#### Objective:
Keep only the lines that hold the string "JSON", filtering out the rest of the entries below.

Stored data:
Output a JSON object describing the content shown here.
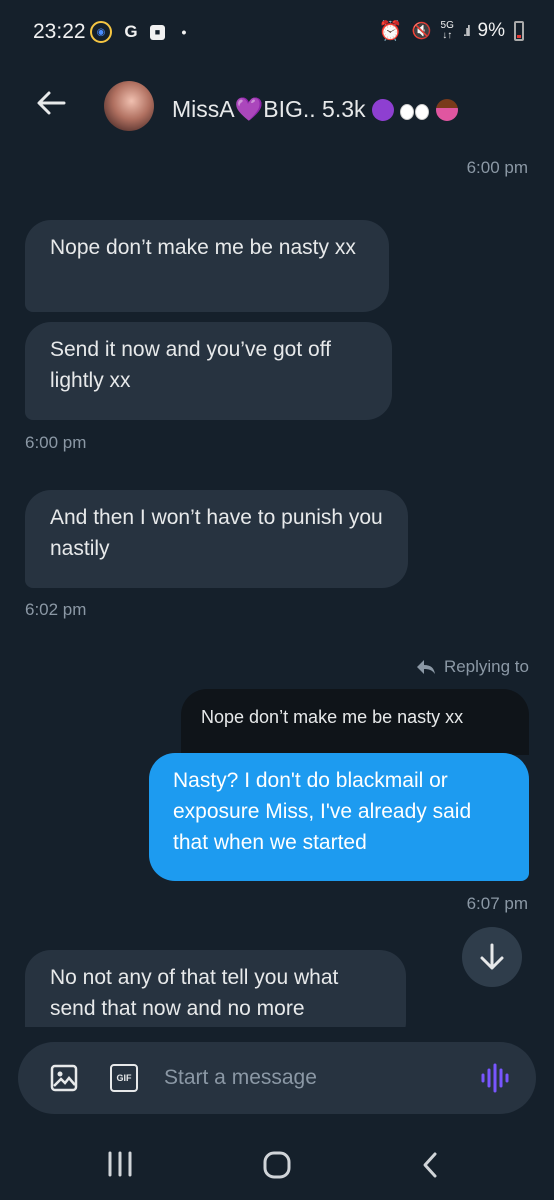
{
  "status": {
    "time": "23:22",
    "left_icons": [
      "location-icon",
      "google-icon",
      "app-icon",
      "dot-icon"
    ],
    "network": "5G",
    "battery": "9%"
  },
  "header": {
    "contact_name": "MissA💜BIG.. 5.3k",
    "contact_name_emojis": [
      "purple-heart",
      "smiling-imp",
      "eyes",
      "woman-shrugging"
    ]
  },
  "messages": [
    {
      "type": "timestamp",
      "text": "6:00 pm"
    },
    {
      "type": "received",
      "text": "Nope don’t make me be nasty xx"
    },
    {
      "type": "received",
      "text": "Send it now and you’ve got off lightly xx"
    },
    {
      "type": "timestamp",
      "text": "6:00 pm"
    },
    {
      "type": "received",
      "text": "And then I won’t have to punish you nastily"
    },
    {
      "type": "timestamp",
      "text": "6:02 pm"
    },
    {
      "type": "reply_indicator",
      "text": "Replying to"
    },
    {
      "type": "quoted",
      "text": "Nope don’t make me be nasty xx"
    },
    {
      "type": "sent",
      "text": "Nasty? I don't do blackmail or exposure Miss, I've already said that when we started"
    },
    {
      "type": "timestamp",
      "text": "6:07 pm"
    },
    {
      "type": "received",
      "text": "No not any of that tell you what send that now and no more"
    }
  ],
  "composer": {
    "placeholder": "Start a message",
    "gif_label": "GIF"
  },
  "colors": {
    "background": "#15202b",
    "received_bubble": "#273340",
    "sent_bubble": "#1d9bf0",
    "accent_voice": "#7856ff"
  }
}
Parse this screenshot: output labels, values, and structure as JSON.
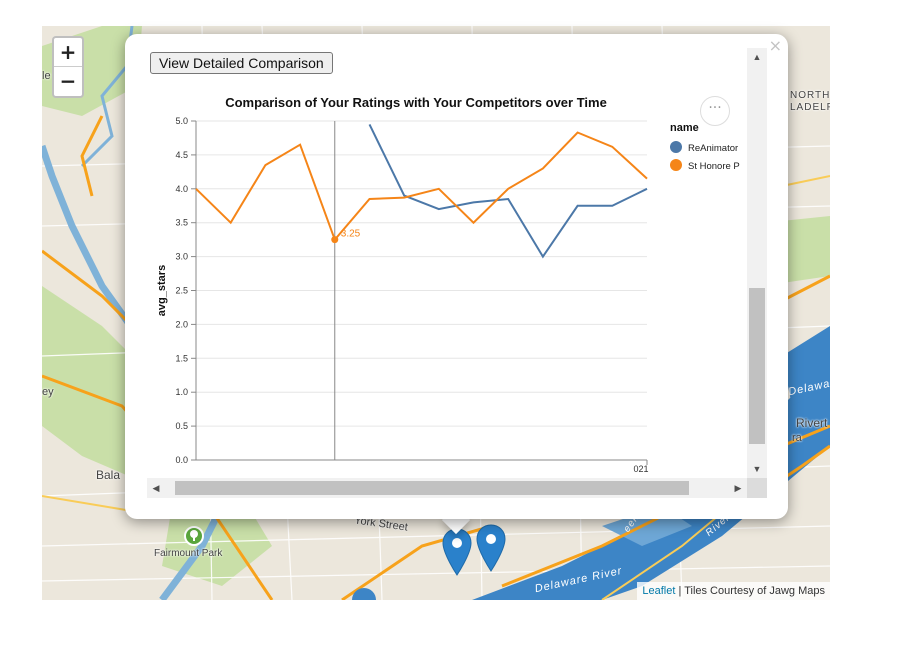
{
  "map": {
    "zoom_in_label": "+",
    "zoom_out_label": "−",
    "labels": {
      "north": "NORTH",
      "philadelphia": "LADELP",
      "bala": "Bala",
      "fairmount_park": "Fairmount Park",
      "york_street": "York Street",
      "delaware_river": "Delaware River",
      "delaware_right": "Delawa",
      "riverton": "Rivert",
      "ra": "ra",
      "river": "River",
      "creek": "eek",
      "le": "le",
      "ey": "ey"
    },
    "attribution": {
      "leaflet": "Leaflet",
      "separator": " | ",
      "tiles": "Tiles Courtesy of Jawg Maps"
    },
    "colors": {
      "water": "#7fb2d8",
      "river": "#3d85c6",
      "roads": "#f7a21b",
      "parks": "#c9dfa8",
      "marker": "#2a81cb"
    },
    "icons": {
      "marker": "map-marker-icon",
      "park": "tree-icon"
    }
  },
  "popup": {
    "close_label": "×",
    "button_label": "View Detailed Comparison",
    "actions_label": "···",
    "scroll_up": "▲",
    "scroll_down": "▼",
    "scroll_left": "◀",
    "scroll_right": "▶"
  },
  "chart_data": {
    "type": "line",
    "title": "Comparison of Your Ratings with Your Competitors over Time",
    "xlabel": "",
    "ylabel": "avg_stars",
    "ylim": [
      0,
      5
    ],
    "yticks": [
      "0.0",
      "0.5",
      "1.0",
      "1.5",
      "2.0",
      "2.5",
      "3.0",
      "3.5",
      "4.0",
      "4.5",
      "5.0"
    ],
    "visible_x_tick_label": "021",
    "legend_title": "name",
    "legend_position": "right",
    "grid": true,
    "x_index": [
      0,
      1,
      2,
      3,
      4,
      5,
      6,
      7,
      8,
      9,
      10,
      11,
      12,
      13
    ],
    "series": [
      {
        "name": "ReAnimator",
        "color": "#4c78a8",
        "values": [
          null,
          null,
          null,
          null,
          null,
          4.95,
          3.9,
          3.7,
          3.8,
          3.85,
          3.0,
          3.75,
          3.75,
          4.0
        ]
      },
      {
        "name": "St Honore P",
        "color": "#f58518",
        "values": [
          4.0,
          3.5,
          4.35,
          4.65,
          3.25,
          3.85,
          3.87,
          4.0,
          3.5,
          4.0,
          4.3,
          4.83,
          4.62,
          4.15
        ]
      }
    ],
    "tooltip": {
      "x_index": 4,
      "label": "3.25"
    }
  }
}
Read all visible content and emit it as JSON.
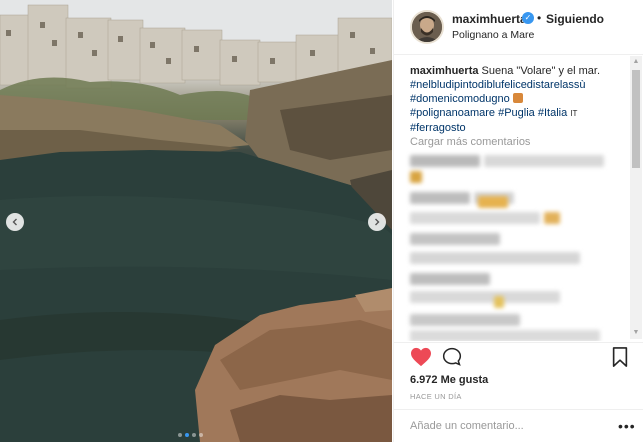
{
  "post": {
    "username": "maximhuerta",
    "verified_icon": "verified-badge-icon",
    "separator": "•",
    "follow_status": "Siguiendo",
    "location": "Polignano a Mare"
  },
  "caption": {
    "username": "maximhuerta",
    "text": "Suena \"Volare\" y el mar.",
    "tags": [
      "#nelbludipintodiblufelicedistarelassù",
      "#domenicomodugno",
      "#polignanoamare",
      "#Puglia",
      "#Italia",
      "#ferragosto"
    ],
    "emoji_guitar": "guitar-emoji-icon",
    "flag_text": "IT"
  },
  "comments": {
    "load_more": "Cargar más comentarios"
  },
  "stats": {
    "likes": "6.972 Me gusta",
    "time_ago": "HACE UN DÍA"
  },
  "composer": {
    "placeholder": "Añade un comentario...",
    "more_label": "•••"
  },
  "carousel": {
    "slide_count": 4,
    "active_index": 1
  },
  "colors": {
    "like_red": "#ed4956",
    "verified_blue": "#3897f0",
    "hashtag_blue": "#003569",
    "muted_gray": "#999999"
  }
}
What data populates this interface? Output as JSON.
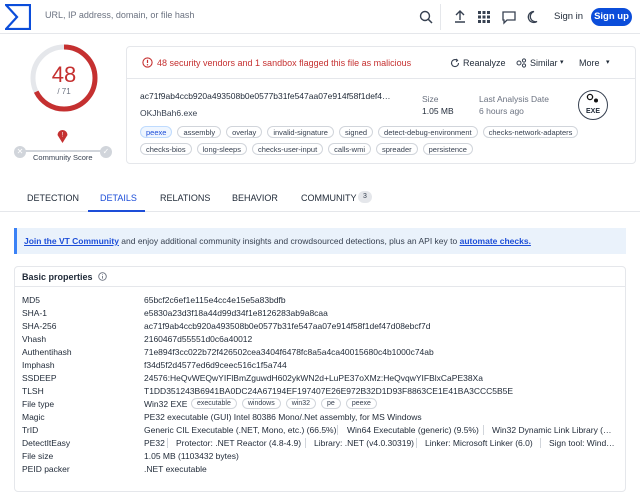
{
  "topbar": {
    "search_placeholder": "URL, IP address, domain, or file hash",
    "signin": "Sign in",
    "signup": "Sign up"
  },
  "score": {
    "detections": "48",
    "total": "/ 71",
    "fraction": 0.676,
    "community_label": "Community Score",
    "color": "#c53030"
  },
  "alert": {
    "text": "48 security vendors and 1 sandbox flagged this file as malicious",
    "reanalyze": "Reanalyze",
    "similar": "Similar",
    "more": "More"
  },
  "file": {
    "hash": "ac71f9ab4ccb920a493508b0e0577b31fe547aa07e914f58f1def4…",
    "name": "OKJhBah6.exe",
    "size_label": "Size",
    "size_value": "1.05 MB",
    "last_label": "Last Analysis Date",
    "last_value": "6 hours ago",
    "type_icon": "EXE"
  },
  "tags": [
    "peexe",
    "assembly",
    "overlay",
    "invalid-signature",
    "signed",
    "detect-debug-environment",
    "checks-network-adapters",
    "checks-bios",
    "long-sleeps",
    "checks-user-input",
    "calls-wmi",
    "spreader",
    "persistence"
  ],
  "tabs": {
    "detection": "DETECTION",
    "details": "DETAILS",
    "relations": "RELATIONS",
    "behavior": "BEHAVIOR",
    "community": "COMMUNITY",
    "community_count": "3"
  },
  "banner": {
    "link1": "Join the VT Community",
    "mid": " and enjoy additional community insights and crowdsourced detections, plus an API key to ",
    "link2": "automate checks."
  },
  "basic": {
    "title": "Basic properties",
    "md5_k": "MD5",
    "md5_v": "65bcf2c6ef1e115e4cc4e15e5a83bdfb",
    "sha1_k": "SHA-1",
    "sha1_v": "e5830a23d3f18a44d99d34f1e8126283ab9a8caa",
    "sha256_k": "SHA-256",
    "sha256_v": "ac71f9ab4ccb920a493508b0e0577b31fe547aa07e914f58f1def47d08ebcf7d",
    "vhash_k": "Vhash",
    "vhash_v": "2160467d55551d0c6a40012",
    "auth_k": "Authentihash",
    "auth_v": "71e894f3cc022b72f426502cea3404f6478fc8a5a4ca40015680c4b1000c74ab",
    "imphash_k": "Imphash",
    "imphash_v": "f34d5f2d4577ed6d9ceec516c1f5a744",
    "ssdeep_k": "SSDEEP",
    "ssdeep_v": "24576:HeQvWEQwYIFlBmZguwdH602ykWN2d+LuPE37oXMz:HeQvqwYIFBlxCaPE38Xa",
    "tlsh_k": "TLSH",
    "tlsh_v": "T1DD351243B6941BA0DC24A67194EF197407E26E972B32D1D93F8863CE1E41BA3CCC5B5E",
    "ftype_k": "File type",
    "ftype_v": "Win32 EXE",
    "ftype_tags": [
      "executable",
      "windows",
      "win32",
      "pe",
      "peexe"
    ],
    "magic_k": "Magic",
    "magic_v": "PE32 executable (GUI) Intel 80386 Mono/.Net assembly, for MS Windows",
    "trid_k": "TrID",
    "trid_1": "Generic CIL Executable (.NET, Mono, etc.) (66.5%)",
    "trid_2": "Win64 Executable (generic) (9.5%)",
    "trid_3": "Win32 Dynamic Link Library (…",
    "die_k": "DetectItEasy",
    "die_1": "PE32",
    "die_2": "Protector: .NET Reactor (4.8-4.9)",
    "die_3": "Library: .NET (v4.0.30319)",
    "die_4": "Linker: Microsoft Linker (6.0)",
    "die_5": "Sign tool: Wind…",
    "fsize_k": "File size",
    "fsize_v": "1.05 MB (1103432 bytes)",
    "peid_k": "PEID packer",
    "peid_v": ".NET executable"
  }
}
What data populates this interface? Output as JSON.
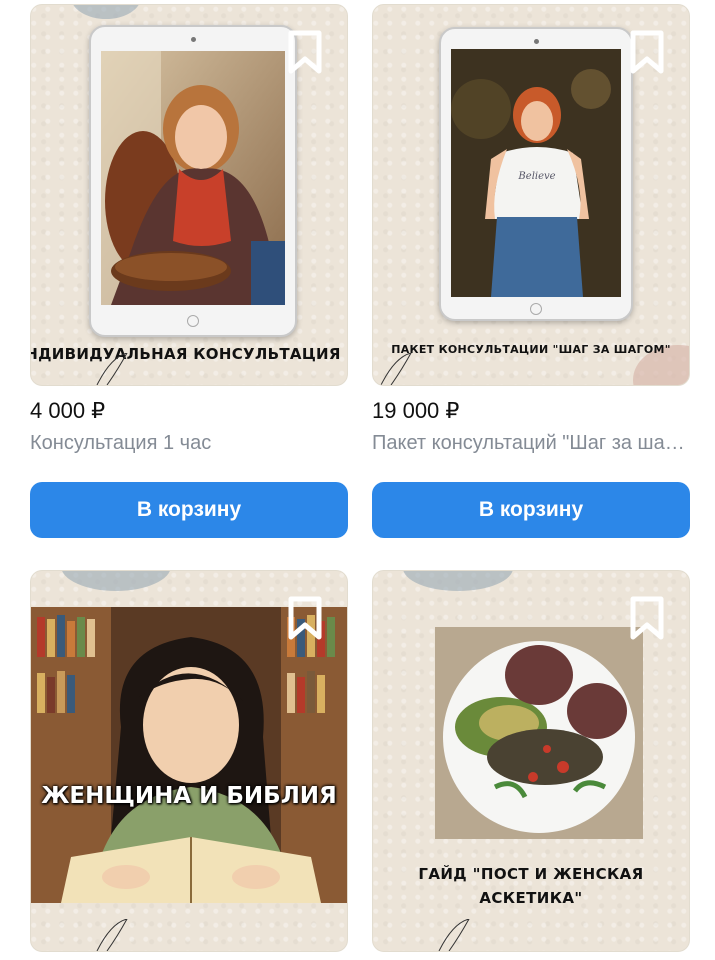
{
  "products": [
    {
      "price": "4 000 ₽",
      "title": "Консультация 1 час",
      "image_caption": "НДИВИДУАЛЬНАЯ КОНСУЛЬТАЦИЯ",
      "button_label": "В корзину"
    },
    {
      "price": "19 000 ₽",
      "title": "Пакет консультаций \"Шаг за шагом\"",
      "image_caption": "ПАКЕТ КОНСУЛЬТАЦИИ  \"ШАГ ЗА ШАГОМ\"",
      "button_label": "В корзину"
    },
    {
      "image_caption": "ЖЕНЩИНА И БИБЛИЯ"
    },
    {
      "image_caption_line1": "ГАЙД \"ПОСТ И ЖЕНСКАЯ",
      "image_caption_line2": "АСКЕТИКА\""
    }
  ],
  "icons": {
    "bookmark": "bookmark-icon"
  },
  "colors": {
    "button": "#2c87e8",
    "price": "#111111",
    "subtitle": "#848b95"
  }
}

#### The solution:
Output a JSON object describing the content shown here.
Parse this screenshot: output labels, values, and structure as JSON.
Read all visible content and emit it as JSON.
What data populates this interface? Output as JSON.
What data populates this interface? Output as JSON.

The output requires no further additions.